Start of GIVEN ENTRIES

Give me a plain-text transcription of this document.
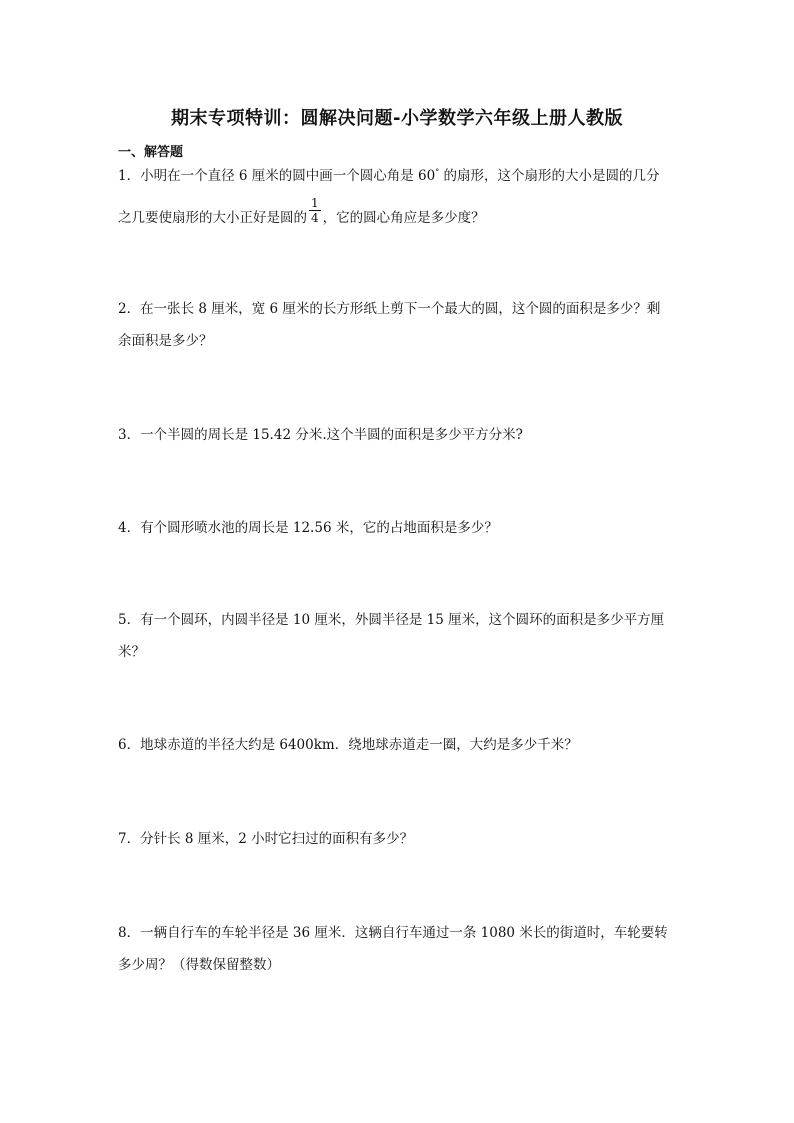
期末专项特训：圆解决问题-小学数学六年级上册人教版
一、解答题
1．小明在一个直径 6 厘米的圆中画一个圆心角是 60° 的扇形，这个扇形的大小是圆的几分
之几要使扇形的大小正好是圆的 $\frac{1}{4}$ ，它的圆心角应是多少度？
2．在一张长 8 厘米，宽 6 厘米的长方形纸上剪下一个最大的圆，这个圆的面积是多少？剩
余面积是多少？
3．一个半圆的周长是 15.42 分米.这个半圆的面积是多少平方分米?
4．有个圆形喷水池的周长是 12.56 米，它的占地面积是多少？
5．有一个圆环，内圆半径是 10 厘米，外圆半径是 15 厘米，这个圆环的面积是多少平方厘
米？
6．地球赤道的半径大约是 6400km．绕地球赤道走一圈，大约是多少千米？
7．分针长 8 厘米，2 小时它扫过的面积有多少？
8．一辆自行车的车轮半径是 36 厘米．这辆自行车通过一条 1080 米长的街道时，车轮要转
多少周？（得数保留整数）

End of GIVEN ENTRIES

_PROMPT_
Omitting all images, retype each line of the records precisely.

_SOLUTION FOR THIS TASK_
Give me a plain-text transcription of this document.
期末专项特训：圆解决问题-小学数学六年级上册人教版
一、解答题
1．小明在一个直径 6 厘米的圆中画一个圆心角是 60° 的扇形，这个扇形的大小是圆的几分
之几要使扇形的大小正好是圆的 $\frac{1}{4}$ ，它的圆心角应是多少度？
2．在一张长 8 厘米，宽 6 厘米的长方形纸上剪下一个最大的圆，这个圆的面积是多少？剩
余面积是多少？
3．一个半圆的周长是 15.42 分米.这个半圆的面积是多少平方分米?
4．有个圆形喷水池的周长是 12.56 米，它的占地面积是多少？
5．有一个圆环，内圆半径是 10 厘米，外圆半径是 15 厘米，这个圆环的面积是多少平方厘
米？
6．地球赤道的半径大约是 6400km．绕地球赤道走一圈，大约是多少千米？
7．分针长 8 厘米，2 小时它扫过的面积有多少？
8．一辆自行车的车轮半径是 36 厘米．这辆自行车通过一条 1080 米长的街道时，车轮要转
多少周？（得数保留整数）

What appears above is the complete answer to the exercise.